The exercise:
Everything from the line with "Give me a plain-text" to the end of the data should be restated word for word, and nothing before it.

Lines of data:

====

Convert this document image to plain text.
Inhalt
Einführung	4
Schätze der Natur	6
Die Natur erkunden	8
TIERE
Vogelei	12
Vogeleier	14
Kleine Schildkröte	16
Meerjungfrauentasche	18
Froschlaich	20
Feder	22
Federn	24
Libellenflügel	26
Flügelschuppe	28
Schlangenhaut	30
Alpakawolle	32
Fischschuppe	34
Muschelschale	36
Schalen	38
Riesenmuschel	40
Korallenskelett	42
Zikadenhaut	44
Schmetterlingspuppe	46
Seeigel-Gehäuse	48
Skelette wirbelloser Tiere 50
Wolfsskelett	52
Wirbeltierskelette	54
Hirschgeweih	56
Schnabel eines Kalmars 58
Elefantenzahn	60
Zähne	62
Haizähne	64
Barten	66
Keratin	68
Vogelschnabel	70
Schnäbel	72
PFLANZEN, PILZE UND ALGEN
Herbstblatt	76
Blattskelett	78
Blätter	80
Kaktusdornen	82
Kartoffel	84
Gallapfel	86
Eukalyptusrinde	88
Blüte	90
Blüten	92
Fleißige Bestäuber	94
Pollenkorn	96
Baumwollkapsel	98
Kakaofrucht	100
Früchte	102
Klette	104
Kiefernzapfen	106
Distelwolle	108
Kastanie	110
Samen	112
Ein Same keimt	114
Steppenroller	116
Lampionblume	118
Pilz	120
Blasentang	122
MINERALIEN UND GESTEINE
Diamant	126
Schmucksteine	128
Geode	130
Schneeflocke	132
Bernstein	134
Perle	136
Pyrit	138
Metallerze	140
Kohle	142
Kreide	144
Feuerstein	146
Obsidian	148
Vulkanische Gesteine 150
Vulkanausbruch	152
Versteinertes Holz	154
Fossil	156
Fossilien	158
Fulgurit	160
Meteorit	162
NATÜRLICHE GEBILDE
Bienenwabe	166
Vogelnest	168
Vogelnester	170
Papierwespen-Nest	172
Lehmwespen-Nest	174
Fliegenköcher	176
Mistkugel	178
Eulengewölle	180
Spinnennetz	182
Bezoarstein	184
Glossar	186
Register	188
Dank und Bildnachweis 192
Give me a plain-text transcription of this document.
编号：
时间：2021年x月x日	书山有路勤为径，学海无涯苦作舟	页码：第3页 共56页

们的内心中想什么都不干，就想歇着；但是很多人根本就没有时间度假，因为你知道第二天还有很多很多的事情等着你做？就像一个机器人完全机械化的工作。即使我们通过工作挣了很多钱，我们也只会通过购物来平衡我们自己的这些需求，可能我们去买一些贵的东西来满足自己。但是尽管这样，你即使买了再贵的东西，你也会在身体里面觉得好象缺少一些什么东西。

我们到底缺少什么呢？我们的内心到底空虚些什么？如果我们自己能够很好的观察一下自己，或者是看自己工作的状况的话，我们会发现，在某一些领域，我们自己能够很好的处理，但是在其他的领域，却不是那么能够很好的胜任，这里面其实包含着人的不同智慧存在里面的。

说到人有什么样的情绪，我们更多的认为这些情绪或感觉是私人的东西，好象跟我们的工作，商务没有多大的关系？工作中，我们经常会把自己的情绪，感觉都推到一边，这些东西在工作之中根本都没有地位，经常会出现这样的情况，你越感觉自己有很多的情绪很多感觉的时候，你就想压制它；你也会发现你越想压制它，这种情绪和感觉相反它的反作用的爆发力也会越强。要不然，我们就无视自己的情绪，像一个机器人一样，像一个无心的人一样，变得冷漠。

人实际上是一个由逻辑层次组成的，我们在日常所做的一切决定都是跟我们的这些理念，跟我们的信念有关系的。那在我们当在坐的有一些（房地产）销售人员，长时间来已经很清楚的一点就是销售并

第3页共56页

====

Written response:
Give me a plain-text transcription of this document.
编号：
时间：2021年x月x日	书山有路勤为径，学海无涯苦作舟	页码：第3页 共56页

们的内心中想什么都不干，就想歇着；但是很多人根本就没有时间度假，因为你知道第二天还有很多很多的事情等着你做？就像一个机器人完全机械化的工作。即使我们通过工作挣了很多钱，我们也只会通过购物来平衡我们自己的这些需求，可能我们去买一些贵的东西来满足自己。但是尽管这样，你即使买了再贵的东西，你也会在身体里面觉得好象缺少一些什么东西。

我们到底缺少什么呢？我们的内心到底空虚些什么？如果我们自己能够很好的观察一下自己，或者是看自己工作的状况的话，我们会发现，在某一些领域，我们自己能够很好的处理，但是在其他的领域，却不是那么能够很好的胜任，这里面其实包含着人的不同智慧存在里面的。

说到人有什么样的情绪，我们更多的认为这些情绪或感觉是私人的东西，好象跟我们的工作，商务没有多大的关系？工作中，我们经常会把自己的情绪，感觉都推到一边，这些东西在工作之中根本都没有地位，经常会出现这样的情况，你越感觉自己有很多的情绪很多感觉的时候，你就想压制它；你也会发现你越想压制它，这种情绪和感觉相反它的反作用的爆发力也会越强。要不然，我们就无视自己的情绪，像一个机器人一样，像一个无心的人一样，变得冷漠。

人实际上是一个由逻辑层次组成的，我们在日常所做的一切决定都是跟我们的这些理念，跟我们的信念有关系的。那在我们当在坐的有一些（房地产）销售人员，长时间来已经很清楚的一点就是销售并

第3页共56页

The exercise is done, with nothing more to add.